• _Recorded data_:
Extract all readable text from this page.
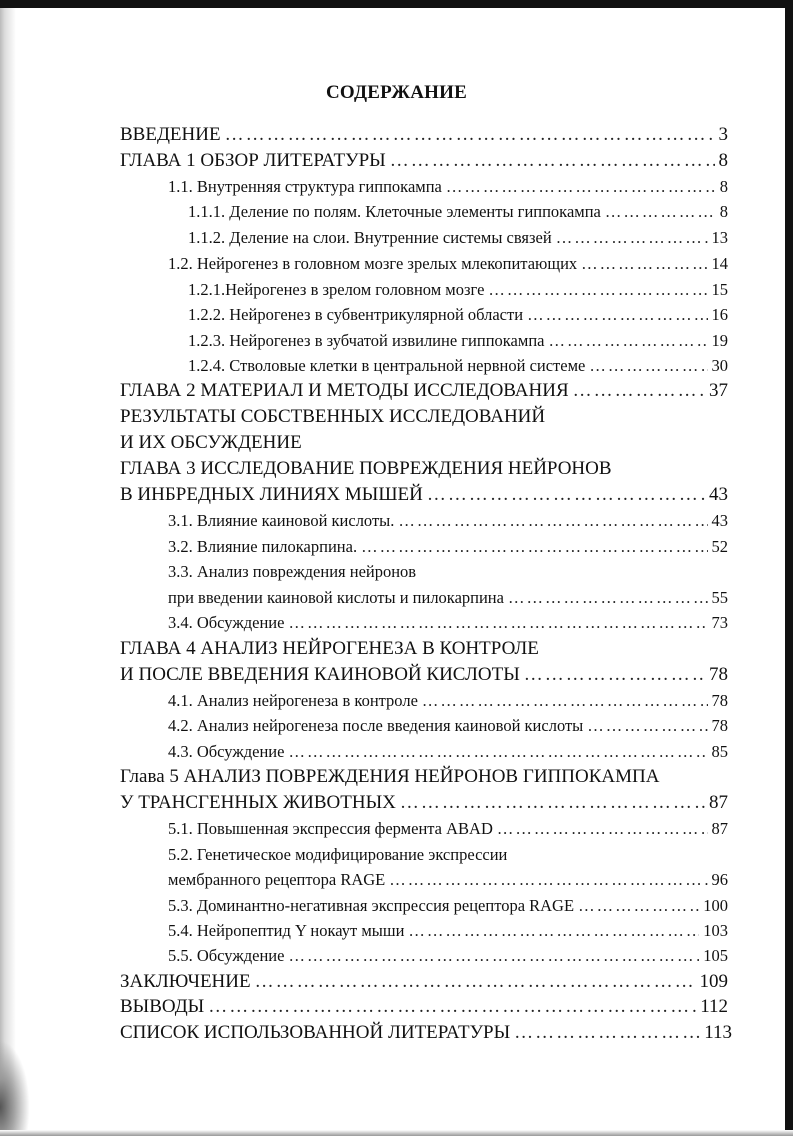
СОДЕРЖАНИЕ
ВВЕДЕНИЕ …………………………………………………………………………………………………………………………………………………………………………	3
ГЛАВА 1 ОБЗОР ЛИТЕРАТУРЫ …………………………………………………………………………………………………………………………………………………………………………	8
1.1. Внутренняя структура гиппокампа …………………………………………………………………………………………………………………………………………………………………………	8
1.1.1. Деление по полям. Клеточные элементы гиппокампа …………………………………………………………………………………………………………………………………………………………………………	8
1.1.2. Деление на слои. Внутренние системы связей …………………………………………………………………………………………………………………………………………………………………………	13
1.2. Нейрогенез в головном мозге зрелых млекопитающих …………………………………………………………………………………………………………………………………………………………………………	14
1.2.1.Нейрогенез в зрелом головном мозге …………………………………………………………………………………………………………………………………………………………………………	15
1.2.2. Нейрогенез в субвентрикулярной области …………………………………………………………………………………………………………………………………………………………………………	16
1.2.3. Нейрогенез в зубчатой извилине гиппокампа …………………………………………………………………………………………………………………………………………………………………………	19
1.2.4. Стволовые клетки в центральной нервной системе …………………………………………………………………………………………………………………………………………………………………………	30
ГЛАВА 2 МАТЕРИАЛ И МЕТОДЫ ИССЛЕДОВАНИЯ …………………………………………………………………………………………………………………………………………………………………………	37
РЕЗУЛЬТАТЫ СОБСТВЕННЫХ ИССЛЕДОВАНИЙ
И ИХ ОБСУЖДЕНИЕ
ГЛАВА 3 ИССЛЕДОВАНИЕ ПОВРЕЖДЕНИЯ НЕЙРОНОВ
В ИНБРЕДНЫХ ЛИНИЯХ МЫШЕЙ …………………………………………………………………………………………………………………………………………………………………………	43
3.1. Влияние каиновой кислоты. …………………………………………………………………………………………………………………………………………………………………………	43
3.2. Влияние пилокарпина. …………………………………………………………………………………………………………………………………………………………………………	52
3.3. Анализ повреждения нейронов
при введении каиновой кислоты и пилокарпина …………………………………………………………………………………………………………………………………………………………………………	55
3.4. Обсуждение …………………………………………………………………………………………………………………………………………………………………………	73
ГЛАВА 4 АНАЛИЗ НЕЙРОГЕНЕЗА В КОНТРОЛЕ
И ПОСЛЕ ВВЕДЕНИЯ КАИНОВОЙ КИСЛОТЫ …………………………………………………………………………………………………………………………………………………………………………	78
4.1. Анализ нейрогенеза в контроле …………………………………………………………………………………………………………………………………………………………………………	78
4.2. Анализ нейрогенеза после введения каиновой кислоты …………………………………………………………………………………………………………………………………………………………………………	78
4.3. Обсуждение …………………………………………………………………………………………………………………………………………………………………………	85
Глава 5 АНАЛИЗ ПОВРЕЖДЕНИЯ НЕЙРОНОВ ГИППОКАМПА
У ТРАНСГЕННЫХ ЖИВОТНЫХ …………………………………………………………………………………………………………………………………………………………………………	87
5.1. Повышенная экспрессия фермента ABAD …………………………………………………………………………………………………………………………………………………………………………	87
5.2. Генетическое модифицирование экспрессии
мембранного рецептора RAGE …………………………………………………………………………………………………………………………………………………………………………	96
5.3. Доминантно-негативная экспрессия рецептора RAGE …………………………………………………………………………………………………………………………………………………………………………	100
5.4. Нейропептид Y нокаут мыши …………………………………………………………………………………………………………………………………………………………………………	103
5.5. Обсуждение …………………………………………………………………………………………………………………………………………………………………………	105
ЗАКЛЮЧЕНИЕ …………………………………………………………………………………………………………………………………………………………………………	109
ВЫВОДЫ …………………………………………………………………………………………………………………………………………………………………………	112
СПИСОК ИСПОЛЬЗОВАННОЙ ЛИТЕРАТУРЫ …………………………………………………………………………………………………………………………………………………………………………	113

• _Stated problem_:
Write out each line of the data that holds the string "пилокарпина".

• _Reply_:
3.2. Влияние пилокарпина. …………………………………………………………………………………………………………………………………………………………………………	52
при введении каиновой кислоты и пилокарпина …………………………………………………………………………………………………………………………………………………………………………	55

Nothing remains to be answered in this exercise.